> _DOCUMENT PASSAGE_:
/---

The evidence indicates that the U.S. vetting system is already “extreme” enough to handle the challenge of foreign terrorist infiltration.

Learn more…

Two-Thirds of Americans Live in a “Constitution-Free Zone”

Two-thirds of the U.S. population lives within a “Constitution Free Zone.” What does that mean for basic freedom in the Land of the Free?

image

For over 60 years, the executive branch has, through regulatory fiat, imposed a “border zone” that extends as much as 100 miles into the United States. Within this area are a series of Soviet-style internal checkpoints run by the Department of Homeland Security’s Customs and Border Protection (CBP) service.

The majority of the checkpoints stretch across the southwestern United States from southern Calfornia to the Texas Gulf Coast. CBP agents operating these checkpoints routinely violate the constitutional rights of citizens and other who are forced to pass through them. For too many American immigrants or legal permanent residents living in or just passing through the southwestern United States, these checkpoints are a breeding ground for racial profiling and civil liberties violations.

Simply stated, Americans living in or traveling through the so-called “border zone” can be subjected to motor vehicle stops and constitutionally dubious searches at internal checkpoints run by the CBP. Some of these checkpoints are located as much as 100 miles inside the country, and reports of CBP agent abuses of citizens at such checkpoints appear frequently in the press.

In some cases, CBP agents have used violence to remove motorists from their vehicles when they decline to answer questions after asserting their rights.

If you conduct a YouTube search utilizing the phrase “checkpoint refusal videos,” you will get thousands of hits — and you could easily spend days watching them.  

Just being dark-skinned and having an accent was enough for Armenian-American immigrant Greg Rosenberg to be stopped, roughed up, and detained without charge for 19 days after an encounter with CBP agents at the Laredo, Texas checkpoint in 2014.

\---

> _WORK INSTRUCTIONS_:
1: According to the border-zone passage, how many days was Greg Rosenberg detained without charge?
2: Extend the border-zone passage, picking up right after its final sentence.

> _PROVIDED RECORDS_:
/---

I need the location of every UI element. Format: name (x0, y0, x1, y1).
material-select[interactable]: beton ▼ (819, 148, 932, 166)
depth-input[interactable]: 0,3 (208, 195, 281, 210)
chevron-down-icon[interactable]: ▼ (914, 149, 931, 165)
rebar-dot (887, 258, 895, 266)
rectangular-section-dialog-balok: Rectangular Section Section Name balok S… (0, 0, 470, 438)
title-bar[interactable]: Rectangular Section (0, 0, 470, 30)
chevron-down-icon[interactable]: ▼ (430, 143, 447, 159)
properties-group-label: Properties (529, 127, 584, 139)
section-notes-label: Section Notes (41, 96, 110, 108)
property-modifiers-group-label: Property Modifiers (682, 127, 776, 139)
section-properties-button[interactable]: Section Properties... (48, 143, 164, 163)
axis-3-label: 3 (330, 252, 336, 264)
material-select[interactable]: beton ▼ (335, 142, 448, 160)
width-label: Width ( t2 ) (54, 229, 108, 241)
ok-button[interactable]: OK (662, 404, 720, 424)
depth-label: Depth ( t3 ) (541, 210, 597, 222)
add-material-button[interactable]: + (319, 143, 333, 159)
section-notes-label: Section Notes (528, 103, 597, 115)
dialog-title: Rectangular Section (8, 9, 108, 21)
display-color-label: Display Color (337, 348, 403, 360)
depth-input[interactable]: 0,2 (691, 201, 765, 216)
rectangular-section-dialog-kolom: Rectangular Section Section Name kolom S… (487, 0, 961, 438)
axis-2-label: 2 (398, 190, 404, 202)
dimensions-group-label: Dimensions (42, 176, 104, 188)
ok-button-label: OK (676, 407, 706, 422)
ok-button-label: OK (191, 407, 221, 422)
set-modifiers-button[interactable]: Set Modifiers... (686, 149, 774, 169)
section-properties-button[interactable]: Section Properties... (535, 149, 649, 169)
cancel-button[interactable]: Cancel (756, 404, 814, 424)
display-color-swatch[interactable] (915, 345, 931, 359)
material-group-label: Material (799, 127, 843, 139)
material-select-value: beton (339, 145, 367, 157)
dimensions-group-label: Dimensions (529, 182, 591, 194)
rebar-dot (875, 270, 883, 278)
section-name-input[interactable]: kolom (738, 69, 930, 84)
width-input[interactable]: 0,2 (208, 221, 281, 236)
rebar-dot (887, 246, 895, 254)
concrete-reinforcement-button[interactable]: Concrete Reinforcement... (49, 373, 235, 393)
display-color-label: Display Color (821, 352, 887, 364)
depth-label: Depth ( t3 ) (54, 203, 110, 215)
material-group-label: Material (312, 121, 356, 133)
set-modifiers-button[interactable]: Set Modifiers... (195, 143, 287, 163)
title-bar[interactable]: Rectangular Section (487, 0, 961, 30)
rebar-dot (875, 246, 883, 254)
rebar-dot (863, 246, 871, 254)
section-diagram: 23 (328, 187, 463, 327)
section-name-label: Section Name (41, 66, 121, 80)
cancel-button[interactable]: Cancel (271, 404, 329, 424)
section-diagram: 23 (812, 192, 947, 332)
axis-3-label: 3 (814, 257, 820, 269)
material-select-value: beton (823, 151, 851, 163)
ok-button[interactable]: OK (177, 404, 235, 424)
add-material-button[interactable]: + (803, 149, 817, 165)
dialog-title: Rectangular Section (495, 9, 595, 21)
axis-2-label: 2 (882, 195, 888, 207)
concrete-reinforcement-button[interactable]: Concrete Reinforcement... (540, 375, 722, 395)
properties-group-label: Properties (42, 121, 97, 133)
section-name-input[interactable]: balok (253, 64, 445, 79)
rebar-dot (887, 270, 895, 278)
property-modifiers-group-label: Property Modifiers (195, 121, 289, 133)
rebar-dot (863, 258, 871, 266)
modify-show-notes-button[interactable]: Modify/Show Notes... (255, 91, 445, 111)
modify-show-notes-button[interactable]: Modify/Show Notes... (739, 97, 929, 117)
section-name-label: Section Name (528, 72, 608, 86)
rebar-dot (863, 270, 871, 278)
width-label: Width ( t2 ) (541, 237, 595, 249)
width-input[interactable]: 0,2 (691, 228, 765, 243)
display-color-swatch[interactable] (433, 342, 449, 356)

\---

> _EXERCISE RESPONSES_:
1: 19 days

2:
Through 2015, at least 35 people have been shot and killed by CBP agents, according to data compiled by the ACLU and CBP’ own internal data. To date, no agents involved in these use-of-force incidents has been fired.

The checkpoints are also largely ineffective in performing their stated task: catching illegal border crossers.  Apprehensions at checkpoints ranged from 1.34 to 2.52% of nationwide apprehensions across fiscal years 2013 through 2016, Yet, a significant portion of CBP agents are tied to these internal checkpoints that account for a minuscule portion of apprehensions of persons not legally authorized to be in the United States.

Hundreds of people illegally crossing the border circumvent the checkpoint by walking through the surrounding ranches, prompting local residents to petition Border Patrol  to direct more enforcement efforts at the immediate border to prevent illegal crossers from entering their communities or properties.

Instead, CBP insists on keeping checkpoints well away from the border, operating them primarily as generalized crime control stations that disproportionately target American citizens.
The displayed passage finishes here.